Tasks
1. From the data-cleaning notebook, copy the stretch from "The raw data are" through "chemical shielding tensor.".
2. List every key that the data-cleaning notebook says the raw data are separated into.
3. For each statement, say yes or no according to the data-cleaning notebook, and quote the words that decide it.
(a) After the problem compounds are removed, 3471 data points remain.
(b) The raw data file holds 3022 entries.
(c) The cleaned data is saved in the interim folder.

Excerpt to read
In [7]:
import json
from pymatgen.core.structure import Structure as ST

In [8]:
import sys

sys.path.append("../")

from src.Utility import bad_data_clean

### Initial data cleaning and feature extraction
---------------------------

In this notebook, we are mainly cleaning the raw output data from VASP. The VASP output data is 
stored in .json format with both computed NMR tensors and crystal structure information derived from
.cif.

In [9]:
# read the raw data.
data_path = "../data/"
with open(data_path + "raw/Alnmr.json", "r") as file:
    data = json.load(file)
    print("length of file is {}".format(len(data)))

length of file is 3479


The raw data are separated into different keys.

* *structure*--crystal structure information form .cif.
* *formula*--the chemical formula of the material. 
* *g0*--the G=0 contribution to NMR tensors. (see VASP wiki for details)
* *cs*--the raw chemical shielding tensor.
* *efg*--the raw EFG tensor. 


In [10]:
data[0].keys()

dict_keys(['structure', 'formula', 'g0', 'cs', 'efg'])

There are some data points that dose not contain Al atoms or no structure info at all.
We can clean the bad data point with the following helper fnx. 

In [11]:
data = bad_data_clean(data)

num of problem compound: 8
len of none problematic data: 3471


Also some data points are simply replicating each other, we need to clean the redundances. 

In [12]:
# Also we can get rid of the redundances
for i in range(len(data)):
    string = json.dumps(data[i], sort_keys=True)
    data[i] = string
data = list(set(data))

for i in range(len(data)):
    dictionary = json.loads(data[i])
    data[i] = dictionary
print("length of file without redundancy is {}".format(len(data)))

length of file without redundancy is 3022


Save the cleaned data as another .json file in the interim folder in /data/.

In [13]:
filename = "Alnmr_clean.json"
with open(data_path + "interim/" + filename, "w") as outfile:
    json.dump(data, outfile)

Data
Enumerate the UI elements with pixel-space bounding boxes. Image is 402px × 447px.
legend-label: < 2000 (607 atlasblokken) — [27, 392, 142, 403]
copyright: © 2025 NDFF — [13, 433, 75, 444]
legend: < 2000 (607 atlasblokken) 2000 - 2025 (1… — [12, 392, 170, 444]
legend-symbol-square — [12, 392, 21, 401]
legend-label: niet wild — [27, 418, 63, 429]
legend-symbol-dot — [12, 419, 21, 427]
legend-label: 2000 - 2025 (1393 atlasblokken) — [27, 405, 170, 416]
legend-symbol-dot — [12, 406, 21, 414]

Task answers
1.
The raw data are separated into different keys.

* *structure*--crystal structure information form .cif.
* *formula*--the chemical formula of the material. 
* *g0*--the G=0 contribution to NMR tensors. (see VASP wiki for details)
* *cs*--the raw chemical shielding tensor.

2. structure, formula, g0, cs, efg

3.
(a) Yes: "len of none problematic data: 3471"
(b) No: "length of file is 3479"
(c) Yes: "Save the cleaned data as another .json file in the interim folder in /data/."